### WRITTEN REQUEST
Check each line of the material below for "into". Report how many have it, with no other words.

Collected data

-=-=-=-=-

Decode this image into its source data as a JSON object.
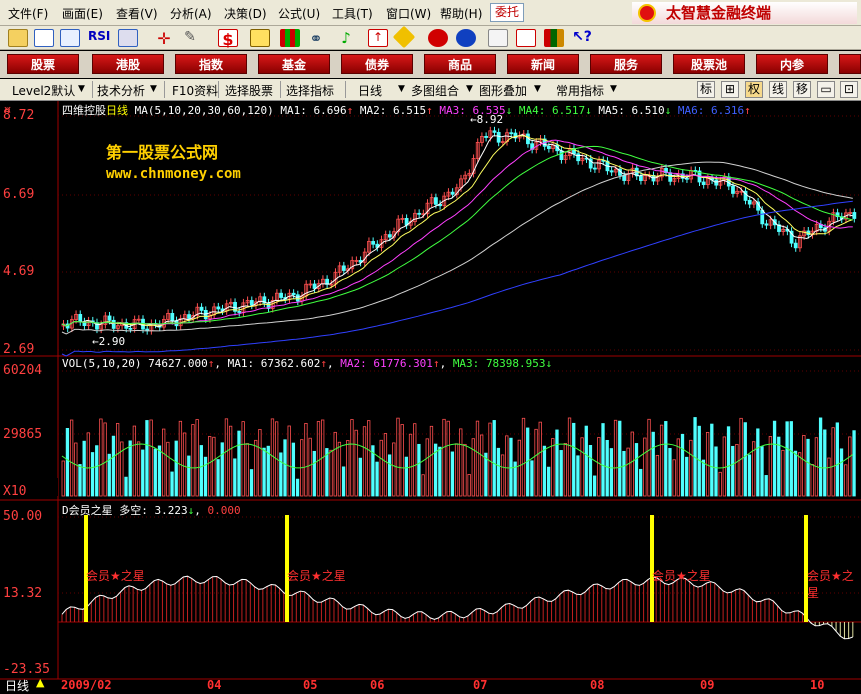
{
  "menu": {
    "items": [
      "文件(F)",
      "画面(E)",
      "查看(V)",
      "分析(A)",
      "决策(D)",
      "公式(U)",
      "工具(T)",
      "窗口(W)",
      "帮助(H)"
    ],
    "trust": "委托",
    "brand": "太智慧金融终端"
  },
  "toolbar": {
    "rsi_label": "RSI"
  },
  "nav": {
    "items": [
      "股票",
      "港股",
      "指数",
      "基金",
      "债券",
      "商品",
      "新闻",
      "服务",
      "股票池",
      "内参"
    ]
  },
  "subnav": {
    "level2": "Level2默认",
    "tech": "技术分析",
    "f10": "F10资料",
    "select": "选择股票",
    "indicator": "选择指标",
    "daily": "日线",
    "multi": "多图组合",
    "overlay": "图形叠加",
    "common": "常用指标",
    "icons": [
      "标",
      "⊞",
      "权",
      "线",
      "移"
    ]
  },
  "price_panel": {
    "stock": "四维控股",
    "period": "日线",
    "ma_title": "MA(5,10,20,30,60,120)",
    "ma_values": [
      {
        "label": "MA1:",
        "value": "6.696",
        "arrow": "↑",
        "color": "#ffffff"
      },
      {
        "label": "MA2:",
        "value": "6.515",
        "arrow": "↑",
        "color": "#ffffff"
      },
      {
        "label": "MA3:",
        "value": "6.535",
        "arrow": "↓",
        "color": "#ff40ff"
      },
      {
        "label": "MA4:",
        "value": "6.517",
        "arrow": "↓",
        "color": "#40ff40"
      },
      {
        "label": "MA5:",
        "value": "6.510",
        "arrow": "↓",
        "color": "#ffffff"
      },
      {
        "label": "MA6:",
        "value": "6.316",
        "arrow": "↑",
        "color": "#4060ff"
      }
    ],
    "y_labels": [
      "8.72",
      "6.69",
      "4.69",
      "2.69"
    ],
    "watermark1": "第一股票公式网",
    "watermark2": "www.chnmoney.com",
    "low_label": "2.90",
    "high_label": "8.92"
  },
  "vol_panel": {
    "title": "VOL(5,10,20)",
    "value": "74627.000",
    "ma_values": [
      {
        "label": "MA1:",
        "value": "67362.602",
        "arrow": "↑",
        "color": "#ffffff"
      },
      {
        "label": "MA2:",
        "value": "61776.301",
        "arrow": "↑",
        "color": "#ff40ff"
      },
      {
        "label": "MA3:",
        "value": "78398.953",
        "arrow": "↓",
        "color": "#40ff40"
      }
    ],
    "y_labels": [
      "60204",
      "29865"
    ],
    "unit": "X10"
  },
  "ind_panel": {
    "name": "D会员之星",
    "label": "多空:",
    "value": "3.223",
    "arrow": "↓",
    "second": "0.000",
    "y_labels": [
      "50.00",
      "13.32",
      "-23.35"
    ],
    "signal": "会员★之星"
  },
  "date_axis": {
    "period": "日线",
    "labels": [
      "2009/02",
      "04",
      "05",
      "06",
      "07",
      "08",
      "09",
      "10"
    ]
  },
  "colors": {
    "up": "#ff5050",
    "down": "#50ffff",
    "ma1": "#ffffff",
    "ma2": "#ffff60",
    "ma3": "#ff40ff",
    "ma4": "#40ff40",
    "ma5": "#d0d0d0",
    "ma6": "#3040ff",
    "signal": "#ffff00"
  }
}
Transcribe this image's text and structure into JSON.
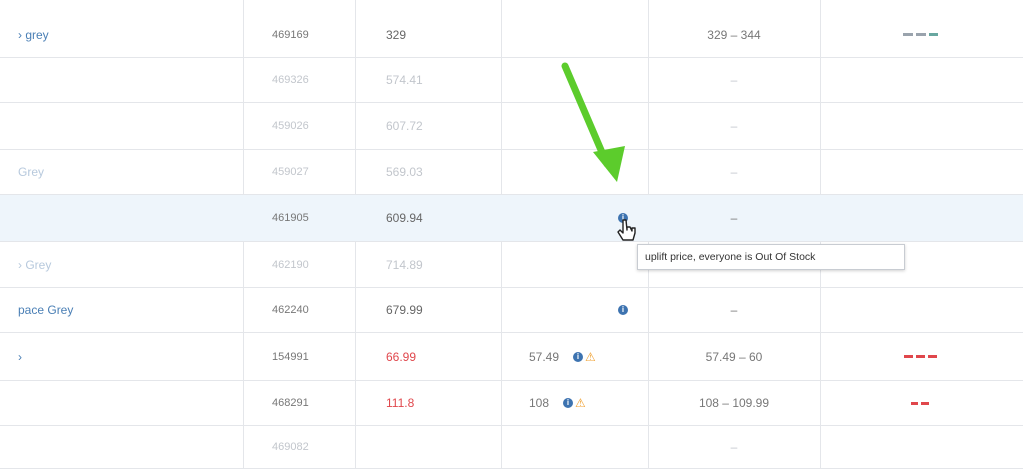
{
  "rows": [
    {
      "name": "› grey",
      "sku": "469169",
      "price": "329",
      "price_red": false,
      "market_price": "",
      "info": false,
      "warning": false,
      "range": "329 – 344",
      "trend": "grey",
      "faded": false,
      "highlight": false
    },
    {
      "name": "",
      "sku": "469326",
      "price": "574.41",
      "price_red": false,
      "market_price": "",
      "info": false,
      "warning": false,
      "range": "–",
      "trend": "",
      "faded": true,
      "highlight": false
    },
    {
      "name": "",
      "sku": "459026",
      "price": "607.72",
      "price_red": false,
      "market_price": "",
      "info": false,
      "warning": false,
      "range": "–",
      "trend": "",
      "faded": true,
      "highlight": false
    },
    {
      "name": "Grey",
      "sku": "459027",
      "price": "569.03",
      "price_red": false,
      "market_price": "",
      "info": false,
      "warning": false,
      "range": "–",
      "trend": "",
      "faded": true,
      "highlight": false
    },
    {
      "name": "",
      "sku": "461905",
      "price": "609.94",
      "price_red": false,
      "market_price": "",
      "info": true,
      "warning": false,
      "range": "–",
      "trend": "",
      "faded": false,
      "highlight": true
    },
    {
      "name": "› Grey",
      "sku": "462190",
      "price": "714.89",
      "price_red": false,
      "market_price": "",
      "info": false,
      "warning": false,
      "range": "",
      "trend": "",
      "faded": true,
      "highlight": false
    },
    {
      "name": "pace Grey",
      "sku": "462240",
      "price": "679.99",
      "price_red": false,
      "market_price": "",
      "info": true,
      "warning": false,
      "range": "–",
      "trend": "",
      "faded": false,
      "highlight": false
    },
    {
      "name": "›",
      "sku": "154991",
      "price": "66.99",
      "price_red": true,
      "market_price": "57.49",
      "info": true,
      "warning": true,
      "range": "57.49 – 60",
      "trend": "red",
      "faded": false,
      "highlight": false
    },
    {
      "name": "",
      "sku": "468291",
      "price": "111.8",
      "price_red": true,
      "market_price": "108",
      "info": true,
      "warning": true,
      "range": "108 – 109.99",
      "trend": "red-short",
      "faded": false,
      "highlight": false
    },
    {
      "name": "",
      "sku": "469082",
      "price": "",
      "price_red": false,
      "market_price": "",
      "info": false,
      "warning": false,
      "range": "–",
      "trend": "",
      "faded": true,
      "highlight": false
    }
  ],
  "tooltip": {
    "text": "uplift price, everyone is Out Of Stock"
  },
  "colors": {
    "link": "#4a7fb5",
    "red_price": "#e0474c",
    "info": "#3d73b0",
    "warning": "#f0a030",
    "arrow": "#5ccc2c"
  },
  "icons": {
    "info": "info-icon",
    "warning": "warning-icon",
    "cursor": "pointer-cursor-icon",
    "arrow": "green-annotation-arrow"
  }
}
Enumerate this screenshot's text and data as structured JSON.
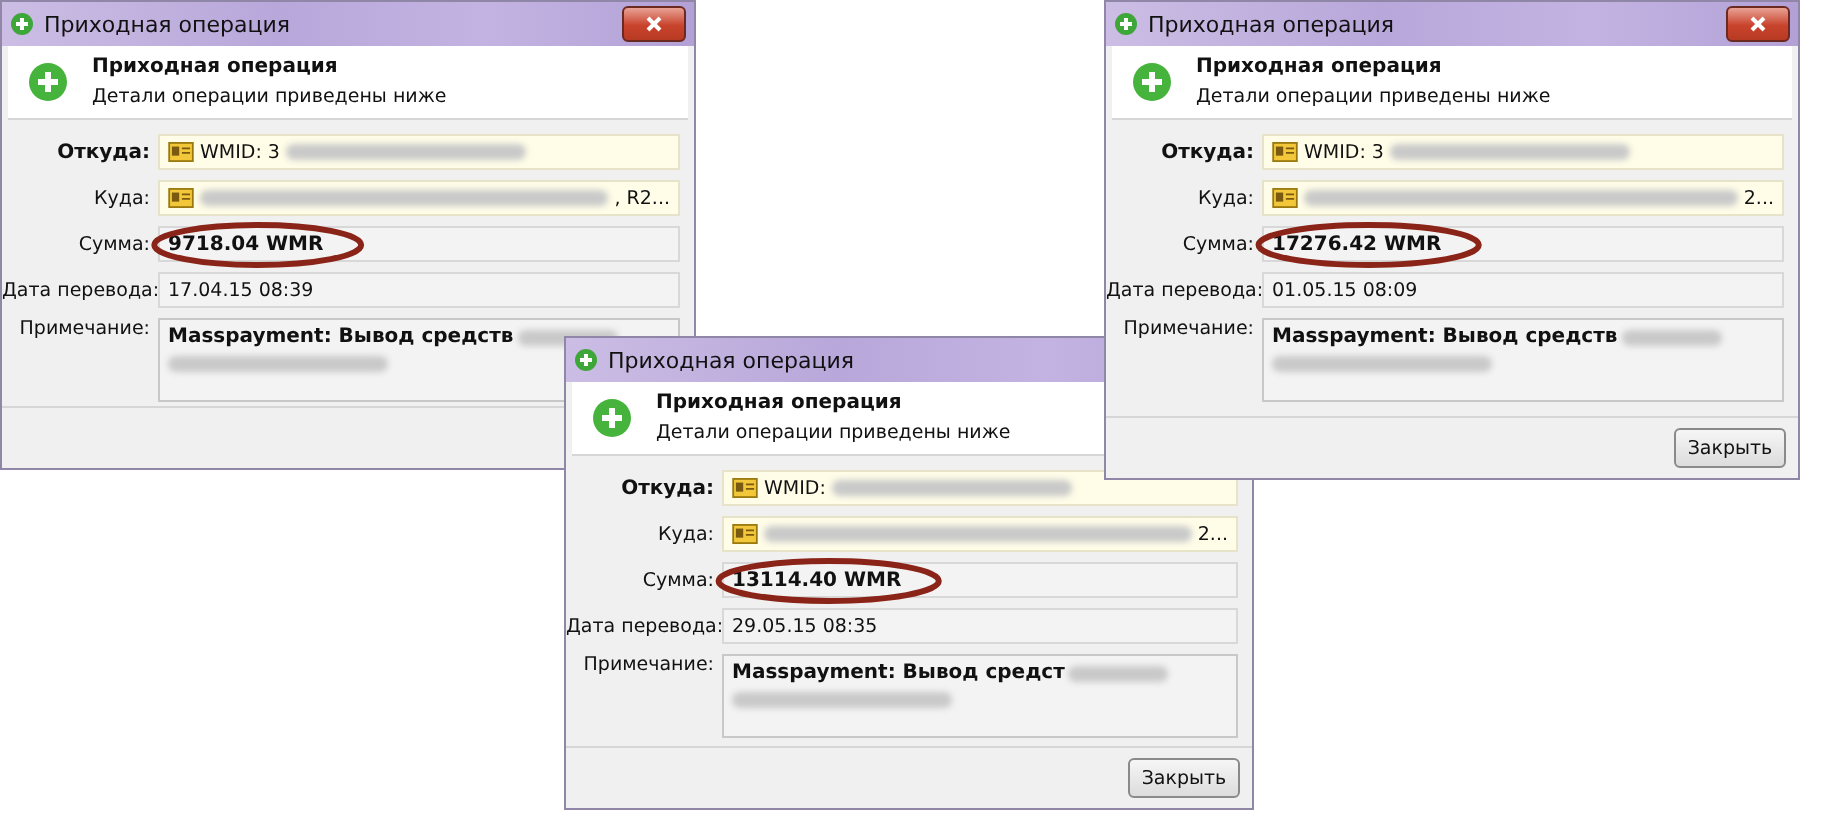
{
  "windows": [
    {
      "title": "Приходная операция",
      "heading": "Приходная операция",
      "subheading": "Детали операции приведены ниже",
      "fields": [
        {
          "kind": "sender",
          "label": "Откуда:",
          "text": "WMID: 3"
        },
        {
          "kind": "recipient",
          "label": "Куда:",
          "text": ", R2..."
        },
        {
          "kind": "amount",
          "label": "Сумма:",
          "text": "9718.04 WMR",
          "circled": true
        },
        {
          "kind": "date",
          "label": "Дата перевода:",
          "text": "17.04.15 08:39"
        },
        {
          "kind": "note",
          "label": "Примечание:",
          "text": "Masspayment: Вывод средств"
        }
      ]
    },
    {
      "title": "Приходная операция",
      "heading": "Приходная операция",
      "subheading": "Детали операции приведены ниже",
      "fields": [
        {
          "kind": "sender",
          "label": "Откуда:",
          "text": "WMID:"
        },
        {
          "kind": "recipient",
          "label": "Куда:",
          "text": "2..."
        },
        {
          "kind": "amount",
          "label": "Сумма:",
          "text": "13114.40 WMR",
          "circled": true
        },
        {
          "kind": "date",
          "label": "Дата перевода:",
          "text": "29.05.15 08:35"
        },
        {
          "kind": "note",
          "label": "Примечание:",
          "text": "Masspayment: Вывод средст"
        }
      ],
      "button": "Закрыть"
    },
    {
      "title": "Приходная операция",
      "heading": "Приходная операция",
      "subheading": "Детали операции приведены ниже",
      "fields": [
        {
          "kind": "sender",
          "label": "Откуда:",
          "text": "WMID: 3"
        },
        {
          "kind": "recipient",
          "label": "Куда:",
          "text": "2..."
        },
        {
          "kind": "amount",
          "label": "Сумма:",
          "text": "17276.42 WMR",
          "circled": true
        },
        {
          "kind": "date",
          "label": "Дата перевода:",
          "text": "01.05.15 08:09"
        },
        {
          "kind": "note",
          "label": "Примечание:",
          "text": "Masspayment: Вывод средств"
        }
      ],
      "button": "Закрыть"
    }
  ]
}
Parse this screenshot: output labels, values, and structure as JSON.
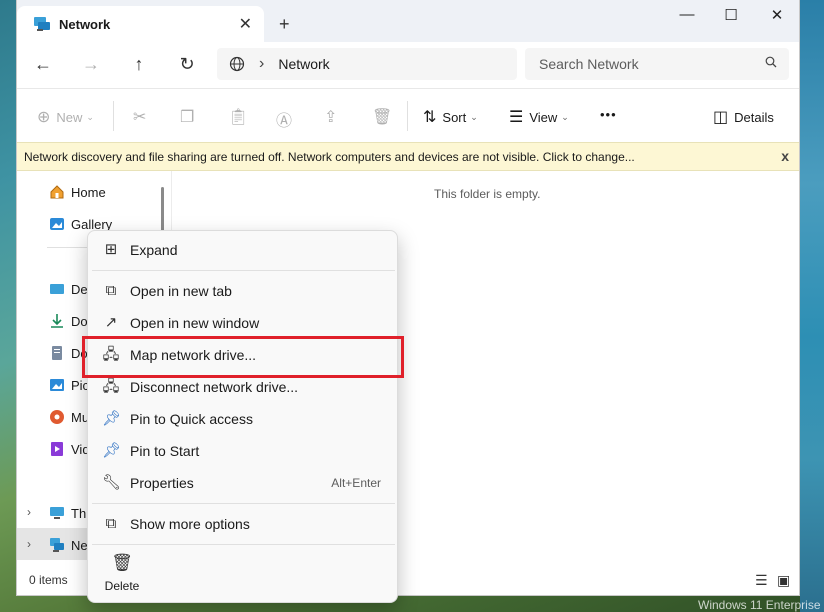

-=-=-=-=-

### RESULT
2